### Work to be completed:
Identify all lines in the data containing the string "JSON". Copy them out.

◆ ◆ ◆ ◆ ◆ ◆ ◆

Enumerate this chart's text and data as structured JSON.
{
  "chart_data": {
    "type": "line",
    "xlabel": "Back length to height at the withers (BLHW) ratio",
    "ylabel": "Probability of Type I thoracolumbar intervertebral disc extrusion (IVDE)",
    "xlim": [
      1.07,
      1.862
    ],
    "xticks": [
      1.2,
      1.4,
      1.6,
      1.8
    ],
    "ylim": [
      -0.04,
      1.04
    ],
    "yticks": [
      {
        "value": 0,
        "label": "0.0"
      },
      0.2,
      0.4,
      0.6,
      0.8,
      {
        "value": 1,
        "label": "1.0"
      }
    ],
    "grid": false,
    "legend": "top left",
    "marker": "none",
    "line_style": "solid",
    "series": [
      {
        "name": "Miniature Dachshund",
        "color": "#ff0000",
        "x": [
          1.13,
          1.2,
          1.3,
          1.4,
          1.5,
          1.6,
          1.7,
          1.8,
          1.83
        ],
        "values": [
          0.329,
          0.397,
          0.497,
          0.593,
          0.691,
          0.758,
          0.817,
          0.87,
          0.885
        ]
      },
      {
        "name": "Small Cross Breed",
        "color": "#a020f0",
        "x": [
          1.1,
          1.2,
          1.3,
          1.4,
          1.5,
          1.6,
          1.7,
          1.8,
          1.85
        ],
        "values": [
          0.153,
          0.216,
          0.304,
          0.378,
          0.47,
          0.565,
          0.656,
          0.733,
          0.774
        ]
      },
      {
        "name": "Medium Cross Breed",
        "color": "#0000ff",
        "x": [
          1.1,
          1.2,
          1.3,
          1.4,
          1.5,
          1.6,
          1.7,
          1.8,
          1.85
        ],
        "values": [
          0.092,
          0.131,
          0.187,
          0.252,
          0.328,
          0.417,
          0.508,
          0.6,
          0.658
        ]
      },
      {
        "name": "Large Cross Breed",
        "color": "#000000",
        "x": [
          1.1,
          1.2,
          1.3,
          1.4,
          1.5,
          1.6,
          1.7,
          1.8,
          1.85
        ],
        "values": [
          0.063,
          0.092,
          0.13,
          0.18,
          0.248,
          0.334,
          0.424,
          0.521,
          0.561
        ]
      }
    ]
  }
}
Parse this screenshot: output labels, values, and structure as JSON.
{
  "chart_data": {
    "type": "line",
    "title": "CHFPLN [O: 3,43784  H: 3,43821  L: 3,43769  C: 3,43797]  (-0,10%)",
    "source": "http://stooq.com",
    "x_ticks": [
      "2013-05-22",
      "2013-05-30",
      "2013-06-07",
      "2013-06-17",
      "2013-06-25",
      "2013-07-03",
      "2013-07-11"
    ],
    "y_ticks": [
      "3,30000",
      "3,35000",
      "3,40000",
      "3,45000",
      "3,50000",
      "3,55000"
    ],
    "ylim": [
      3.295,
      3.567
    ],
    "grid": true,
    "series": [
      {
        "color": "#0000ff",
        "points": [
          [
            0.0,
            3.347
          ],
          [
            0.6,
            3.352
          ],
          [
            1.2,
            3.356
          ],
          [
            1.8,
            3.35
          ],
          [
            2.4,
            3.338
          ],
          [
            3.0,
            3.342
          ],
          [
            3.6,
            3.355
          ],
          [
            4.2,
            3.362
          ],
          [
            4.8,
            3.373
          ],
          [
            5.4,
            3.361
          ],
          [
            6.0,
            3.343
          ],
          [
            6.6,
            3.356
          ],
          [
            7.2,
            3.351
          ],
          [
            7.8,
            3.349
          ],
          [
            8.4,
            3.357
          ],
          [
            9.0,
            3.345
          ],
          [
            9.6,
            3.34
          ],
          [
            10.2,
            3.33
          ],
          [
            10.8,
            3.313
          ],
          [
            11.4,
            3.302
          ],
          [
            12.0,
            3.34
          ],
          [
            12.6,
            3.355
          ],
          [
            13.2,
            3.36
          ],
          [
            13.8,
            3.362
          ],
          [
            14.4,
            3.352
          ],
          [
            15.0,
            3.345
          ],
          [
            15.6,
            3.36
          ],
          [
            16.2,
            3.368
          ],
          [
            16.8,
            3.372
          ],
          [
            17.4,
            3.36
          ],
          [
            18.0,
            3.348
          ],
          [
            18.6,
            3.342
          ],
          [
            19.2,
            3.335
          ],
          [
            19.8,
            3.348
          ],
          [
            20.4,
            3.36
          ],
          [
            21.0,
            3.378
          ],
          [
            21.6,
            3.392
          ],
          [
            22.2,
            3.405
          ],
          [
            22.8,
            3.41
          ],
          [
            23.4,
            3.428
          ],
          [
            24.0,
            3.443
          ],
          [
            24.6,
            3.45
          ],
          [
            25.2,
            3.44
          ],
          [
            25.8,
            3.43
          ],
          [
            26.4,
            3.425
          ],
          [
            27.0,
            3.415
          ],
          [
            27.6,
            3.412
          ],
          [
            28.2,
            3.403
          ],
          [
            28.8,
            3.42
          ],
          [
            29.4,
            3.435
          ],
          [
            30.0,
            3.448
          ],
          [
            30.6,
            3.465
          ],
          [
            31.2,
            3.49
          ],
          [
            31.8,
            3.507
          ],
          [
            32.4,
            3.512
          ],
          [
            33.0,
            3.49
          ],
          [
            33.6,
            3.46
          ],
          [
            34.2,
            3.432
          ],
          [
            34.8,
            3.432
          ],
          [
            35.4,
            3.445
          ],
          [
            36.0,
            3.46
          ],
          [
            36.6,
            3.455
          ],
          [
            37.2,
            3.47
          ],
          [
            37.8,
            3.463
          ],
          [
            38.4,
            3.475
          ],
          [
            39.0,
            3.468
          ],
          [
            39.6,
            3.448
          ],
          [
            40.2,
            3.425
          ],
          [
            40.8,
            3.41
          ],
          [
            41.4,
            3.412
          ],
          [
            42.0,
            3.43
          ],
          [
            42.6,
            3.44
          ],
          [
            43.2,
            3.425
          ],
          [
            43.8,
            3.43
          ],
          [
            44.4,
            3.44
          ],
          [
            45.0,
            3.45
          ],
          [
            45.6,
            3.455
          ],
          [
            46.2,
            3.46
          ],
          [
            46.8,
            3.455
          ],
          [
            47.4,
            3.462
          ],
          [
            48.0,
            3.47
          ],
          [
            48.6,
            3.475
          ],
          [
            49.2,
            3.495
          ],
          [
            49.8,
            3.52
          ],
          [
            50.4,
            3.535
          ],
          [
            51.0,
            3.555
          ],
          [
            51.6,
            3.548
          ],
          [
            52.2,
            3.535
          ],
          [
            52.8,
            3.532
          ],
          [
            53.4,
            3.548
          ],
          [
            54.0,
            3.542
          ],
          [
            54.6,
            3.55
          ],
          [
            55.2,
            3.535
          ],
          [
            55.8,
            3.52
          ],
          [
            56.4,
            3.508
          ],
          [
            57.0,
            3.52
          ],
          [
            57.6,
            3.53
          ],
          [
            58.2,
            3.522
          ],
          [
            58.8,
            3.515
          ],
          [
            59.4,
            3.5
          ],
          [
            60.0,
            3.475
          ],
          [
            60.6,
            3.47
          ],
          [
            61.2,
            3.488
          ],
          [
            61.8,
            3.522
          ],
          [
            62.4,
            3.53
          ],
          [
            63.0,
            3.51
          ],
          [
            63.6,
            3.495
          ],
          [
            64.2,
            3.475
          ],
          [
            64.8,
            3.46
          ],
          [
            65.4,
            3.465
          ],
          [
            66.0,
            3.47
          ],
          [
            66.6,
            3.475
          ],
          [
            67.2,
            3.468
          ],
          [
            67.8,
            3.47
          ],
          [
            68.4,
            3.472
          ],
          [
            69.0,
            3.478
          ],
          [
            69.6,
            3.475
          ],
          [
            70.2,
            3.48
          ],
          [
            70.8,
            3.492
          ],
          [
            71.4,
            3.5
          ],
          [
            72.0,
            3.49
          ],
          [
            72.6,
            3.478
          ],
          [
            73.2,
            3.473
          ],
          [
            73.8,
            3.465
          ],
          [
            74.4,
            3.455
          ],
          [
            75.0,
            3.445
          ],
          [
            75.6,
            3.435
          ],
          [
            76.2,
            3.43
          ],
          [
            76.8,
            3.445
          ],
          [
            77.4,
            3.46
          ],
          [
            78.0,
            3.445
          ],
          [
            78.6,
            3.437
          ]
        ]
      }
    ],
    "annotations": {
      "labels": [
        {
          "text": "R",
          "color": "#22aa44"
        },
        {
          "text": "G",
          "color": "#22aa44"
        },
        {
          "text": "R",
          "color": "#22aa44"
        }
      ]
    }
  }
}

◆ ◆ ◆ ◆ ◆ ◆ ◆

### Written answer:
Enumerate this chart's text and data as structured JSON.
Parse this screenshot: output labels, values, and structure as JSON.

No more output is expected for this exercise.